## The exercise
Write out each line word for word. Drop pictures.

****************************************

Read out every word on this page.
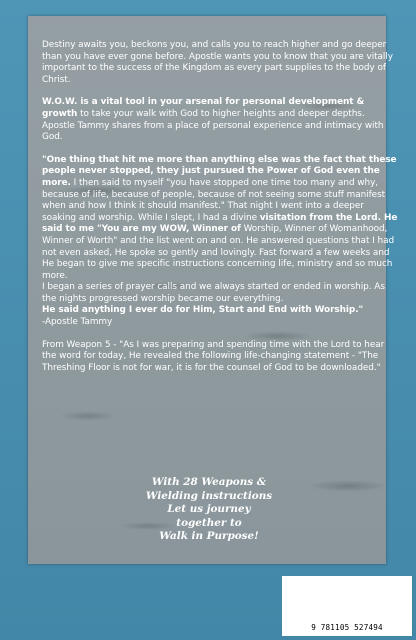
Destiny awaits you, beckons you, and calls you to reach higher and go deeper than you have ever gone before. Apostle wants you to know that you are vitally important to the success of the Kingdom as every part supplies to the body of Christ.

W.O.W. is a vital tool in your arsenal for personal development & growth to take your walk with God to higher heights and deeper depths. Apostle Tammy shares from a place of personal experience and intimacy with God.

"One thing that hit me more than anything else was the fact that these people never stopped, they just pursued the Power of God even the more. I then said to myself "you have stopped one time too many and why, because of life, because of people, because of not seeing some stuff manifest when and how I think it should manifest." That night I went into a deeper soaking and worship. While I slept, I had a divine visitation from the Lord. He said to me "You are my WOW, Winner of Worship, Winner of Womanhood, Winner of Worth" and the list went on and on. He answered questions that I had not even asked, He spoke so gently and lovingly. Fast forward a few weeks and He began to give me specific instructions concerning life, ministry and so much more.

I began a series of prayer calls and we always started or ended in worship. As the nights progressed worship became our everything.
He said anything I ever do for Him, Start and End with Worship."
-Apostle Tammy

From Weapon 5 - "As I was preparing and spending time with the Lord to hear the word for today, He revealed the following life-changing statement - "The Threshing Floor is not for war, it is for the counsel of God to be downloaded."

With 28 Weapons &
Wielding instructions
Let us journey
together to
Walk in Purpose!
9 781105 527494
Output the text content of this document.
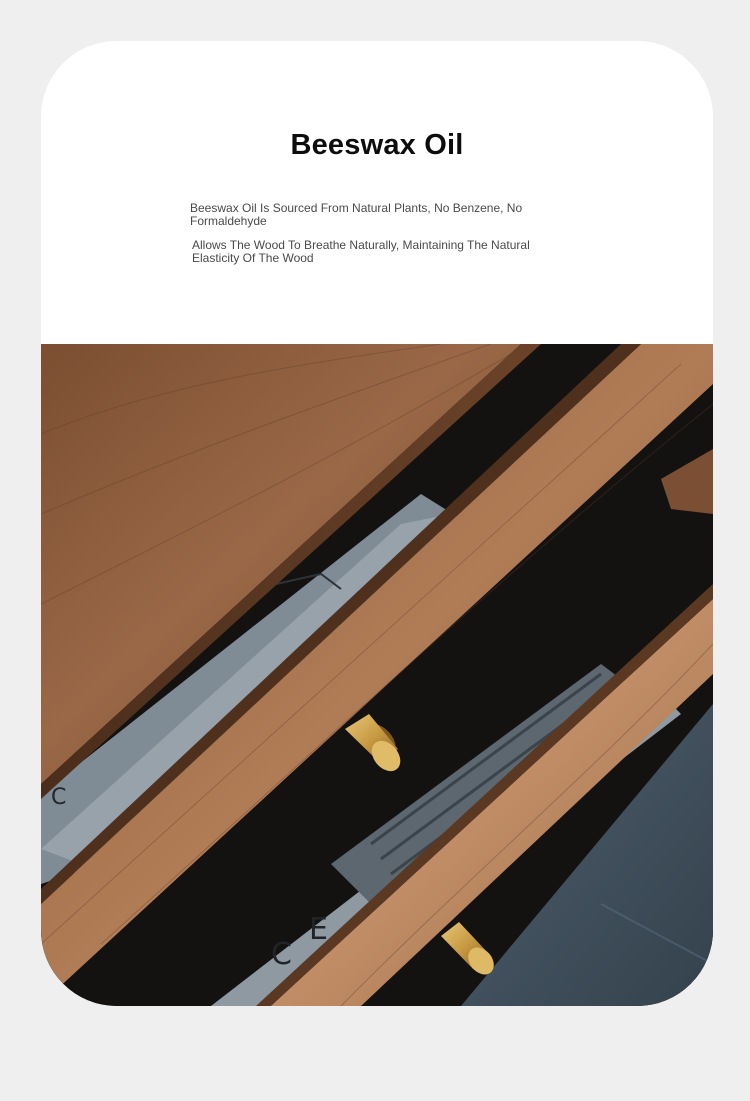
Beeswax Oil
Beeswax Oil Is Sourced From Natural Plants, No Benzene, No Formaldehyde
Allows The Wood To Breathe Naturally, Maintaining The Natural Elasticity Of The Wood
C
C
E
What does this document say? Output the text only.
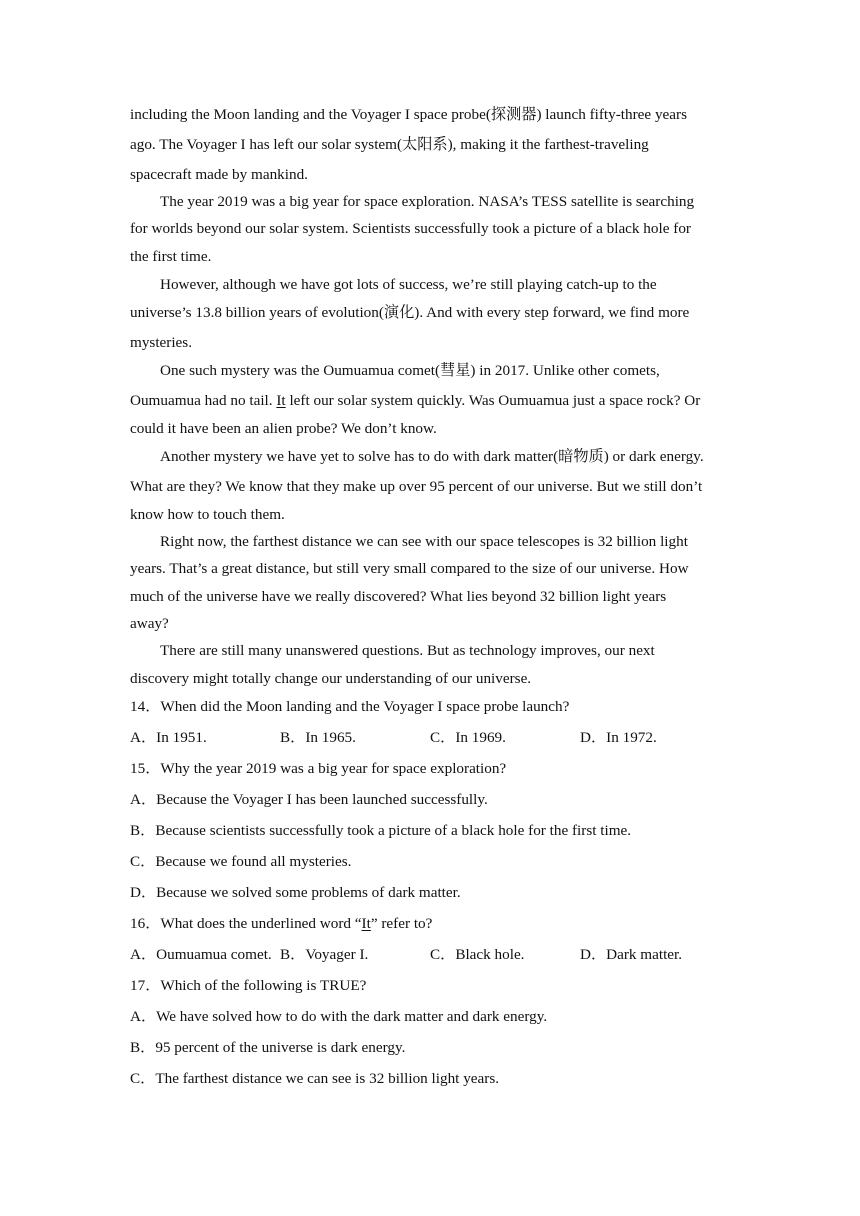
including the Moon landing and the Voyager I space probe(探测器) launch fifty-three years
ago. The Voyager I has left our solar system(太阳系), making it the farthest-traveling
spacecraft made by mankind.
The year 2019 was a big year for space exploration. NASA’s TESS satellite is searching
for worlds beyond our solar system. Scientists successfully took a picture of a black hole for
the first time.
However, although we have got lots of success, we’re still playing catch-up to the
universe’s 13.8 billion years of evolution(演化). And with every step forward, we find more
mysteries.
One such mystery was the Oumuamua comet(彗星) in 2017. Unlike other comets,
Oumuamua had no tail. It left our solar system quickly. Was Oumuamua just a space rock? Or
could it have been an alien probe? We don’t know.
Another mystery we have yet to solve has to do with dark matter(暗物质) or dark energy.
What are they? We know that they make up over 95 percent of our universe. But we still don’t
know how to touch them.
Right now, the farthest distance we can see with our space telescopes is 32 billion light
years. That’s a great distance, but still very small compared to the size of our universe. How
much of the universe have we really discovered? What lies beyond 32 billion light years
away?
There are still many unanswered questions. But as technology improves, our next
discovery might totally change our understanding of our universe.
14．When did the Moon landing and the Voyager I space probe launch?
A．In 1951.	B．In 1965.	C．In 1969.	D．In 1972.
15．Why the year 2019 was a big year for space exploration?
A．Because the Voyager I has been launched successfully.
B．Because scientists successfully took a picture of a black hole for the first time.
C．Because we found all mysteries.
D．Because we solved some problems of dark matter.
16．What does the underlined word “It” refer to?
A．Oumuamua comet. B．Voyager I.	C．Black hole.	D．Dark matter.
17．Which of the following is TRUE?
A．We have solved how to do with the dark matter and dark energy.
B．95 percent of the universe is dark energy.
C．The farthest distance we can see is 32 billion light years.
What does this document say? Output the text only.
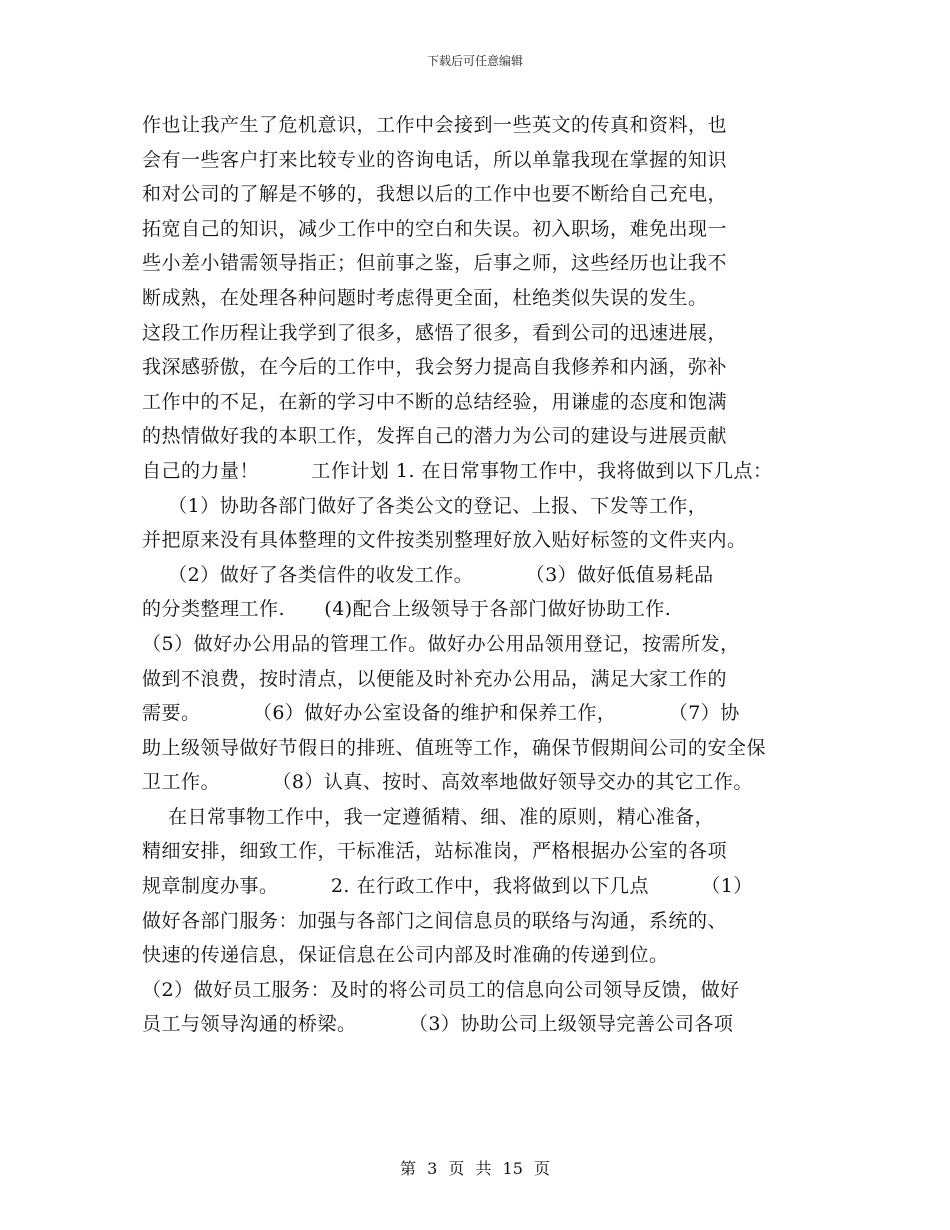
下载后可任意编辑
作也让我产生了危机意识，工作中会接到一些英文的传真和资料，也
会有一些客户打来比较专业的咨询电话，所以单靠我现在掌握的知识
和对公司的了解是不够的，我想以后的工作中也要不断给自己充电，
拓宽自己的知识，减少工作中的空白和失误。初入职场，难免出现一
些小差小错需领导指正；但前事之鉴，后事之师，这些经历也让我不
断成熟，在处理各种问题时考虑得更全面，杜绝类似失误的发生。
这段工作历程让我学到了很多，感悟了很多，看到公司的迅速进展，
我深感骄傲，在今后的工作中，我会努力提高自我修养和内涵，弥补
工作中的不足，在新的学习中不断的总结经验，用谦虚的态度和饱满
的热情做好我的本职工作，发挥自己的潜力为公司的建设与进展贡献
自己的力量！        工作计划 1. 在日常事物工作中，我将做到以下几点：
（1）协助各部门做好了各类公文的登记、上报、下发等工作，
并把原来没有具体整理的文件按类别整理好放入贴好标签的文件夹内。
（2）做好了各类信件的收发工作。        （3）做好低值易耗品
的分类整理工作.      (4)配合上级领导于各部门做好协助工作.
（5）做好办公用品的管理工作。做好办公用品领用登记，按需所发，
做到不浪费，按时清点，以便能及时补充办公用品，满足大家工作的
需要。        （6）做好办公室设备的维护和保养工作，        （7）协
助上级领导做好节假日的排班、值班等工作，确保节假期间公司的安全保
卫工作。        （8）认真、按时、高效率地做好领导交办的其它工作。
在日常事物工作中，我一定遵循精、细、准的原则，精心准备，
精细安排，细致工作，干标准活，站标准岗，严格根据办公室的各项
规章制度办事。        2. 在行政工作中，我将做到以下几点        （1）
做好各部门服务：加强与各部门之间信息员的联络与沟通，系统的、
快速的传递信息，保证信息在公司内部及时准确的传递到位。
（2）做好员工服务：及时的将公司员工的信息向公司领导反馈，做好
员工与领导沟通的桥梁。        （3）协助公司上级领导完善公司各项
第 3 页 共 15 页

****************************************

## Task output
Read out every word on this page.
Destiny awaits you, beckons you, and calls you to reach higher and go deeper than you have ever gone before. Apostle wants you to know that you are vitally important to the success of the Kingdom as every part supplies to the body of Christ.

W.O.W. is a vital tool in your arsenal for personal development & growth to take your walk with God to higher heights and deeper depths. Apostle Tammy shares from a place of personal experience and intimacy with God.

"One thing that hit me more than anything else was the fact that these people never stopped, they just pursued the Power of God even the more. I then said to myself "you have stopped one time too many and why, because of life, because of people, because of not seeing some stuff manifest when and how I think it should manifest." That night I went into a deeper soaking and worship. While I slept, I had a divine visitation from the Lord. He said to me "You are my WOW, Winner of Worship, Winner of Womanhood, Winner of Worth" and the list went on and on. He answered questions that I had not even asked, He spoke so gently and lovingly. Fast forward a few weeks and He began to give me specific instructions concerning life, ministry and so much more.

I began a series of prayer calls and we always started or ended in worship. As the nights progressed worship became our everything.
He said anything I ever do for Him, Start and End with Worship."
-Apostle Tammy

From Weapon 5 - "As I was preparing and spending time with the Lord to hear the word for today, He revealed the following life-changing statement - "The Threshing Floor is not for war, it is for the counsel of God to be downloaded."

With 28 Weapons &
Wielding instructions
Let us journey
together to
Walk in Purpose!
9 781105 527494
Output the text content of this document.
Beeswax Oil
Beeswax Oil Is Sourced From Natural Plants, No Benzene, No Formaldehyde
Allows The Wood To Breathe Naturally, Maintaining The Natural Elasticity Of The Wood
C
C
E
What does this document say? Output the text only.
including the Moon landing and the Voyager I space probe(探测器) launch fifty-three years
ago. The Voyager I has left our solar system(太阳系), making it the farthest-traveling
spacecraft made by mankind.
The year 2019 was a big year for space exploration. NASA’s TESS satellite is searching
for worlds beyond our solar system. Scientists successfully took a picture of a black hole for
the first time.
However, although we have got lots of success, we’re still playing catch-up to the
universe’s 13.8 billion years of evolution(演化). And with every step forward, we find more
mysteries.
One such mystery was the Oumuamua comet(彗星) in 2017. Unlike other comets,
Oumuamua had no tail. It left our solar system quickly. Was Oumuamua just a space rock? Or
could it have been an alien probe? We don’t know.
Another mystery we have yet to solve has to do with dark matter(暗物质) or dark energy.
What are they? We know that they make up over 95 percent of our universe. But we still don’t
know how to touch them.
Right now, the farthest distance we can see with our space telescopes is 32 billion light
years. That’s a great distance, but still very small compared to the size of our universe. How
much of the universe have we really discovered? What lies beyond 32 billion light years
away?
There are still many unanswered questions. But as technology improves, our next
discovery might totally change our understanding of our universe.
14．When did the Moon landing and the Voyager I space probe launch?
A．In 1951.	B．In 1965.	C．In 1969.	D．In 1972.
15．Why the year 2019 was a big year for space exploration?
A．Because the Voyager I has been launched successfully.
B．Because scientists successfully took a picture of a black hole for the first time.
C．Because we found all mysteries.
D．Because we solved some problems of dark matter.
16．What does the underlined word “It” refer to?
A．Oumuamua comet. B．Voyager I.	C．Black hole.	D．Dark matter.
17．Which of the following is TRUE?
A．We have solved how to do with the dark matter and dark energy.
B．95 percent of the universe is dark energy.
C．The farthest distance we can see is 32 billion light years.
What does this document say? Output the text only.
下载后可任意编辑
作也让我产生了危机意识，工作中会接到一些英文的传真和资料，也
会有一些客户打来比较专业的咨询电话，所以单靠我现在掌握的知识
和对公司的了解是不够的，我想以后的工作中也要不断给自己充电，
拓宽自己的知识，减少工作中的空白和失误。初入职场，难免出现一
些小差小错需领导指正；但前事之鉴，后事之师，这些经历也让我不
断成熟，在处理各种问题时考虑得更全面，杜绝类似失误的发生。
这段工作历程让我学到了很多，感悟了很多，看到公司的迅速进展，
我深感骄傲，在今后的工作中，我会努力提高自我修养和内涵，弥补
工作中的不足，在新的学习中不断的总结经验，用谦虚的态度和饱满
的热情做好我的本职工作，发挥自己的潜力为公司的建设与进展贡献
自己的力量！        工作计划 1. 在日常事物工作中，我将做到以下几点：
（1）协助各部门做好了各类公文的登记、上报、下发等工作，
并把原来没有具体整理的文件按类别整理好放入贴好标签的文件夹内。
（2）做好了各类信件的收发工作。        （3）做好低值易耗品
的分类整理工作.      (4)配合上级领导于各部门做好协助工作.
（5）做好办公用品的管理工作。做好办公用品领用登记，按需所发，
做到不浪费，按时清点，以便能及时补充办公用品，满足大家工作的
需要。        （6）做好办公室设备的维护和保养工作，        （7）协
助上级领导做好节假日的排班、值班等工作，确保节假期间公司的安全保
卫工作。        （8）认真、按时、高效率地做好领导交办的其它工作。
在日常事物工作中，我一定遵循精、细、准的原则，精心准备，
精细安排，细致工作，干标准活，站标准岗，严格根据办公室的各项
规章制度办事。        2. 在行政工作中，我将做到以下几点        （1）
做好各部门服务：加强与各部门之间信息员的联络与沟通，系统的、
快速的传递信息，保证信息在公司内部及时准确的传递到位。
（2）做好员工服务：及时的将公司员工的信息向公司领导反馈，做好
员工与领导沟通的桥梁。        （3）协助公司上级领导完善公司各项
第 3 页 共 15 页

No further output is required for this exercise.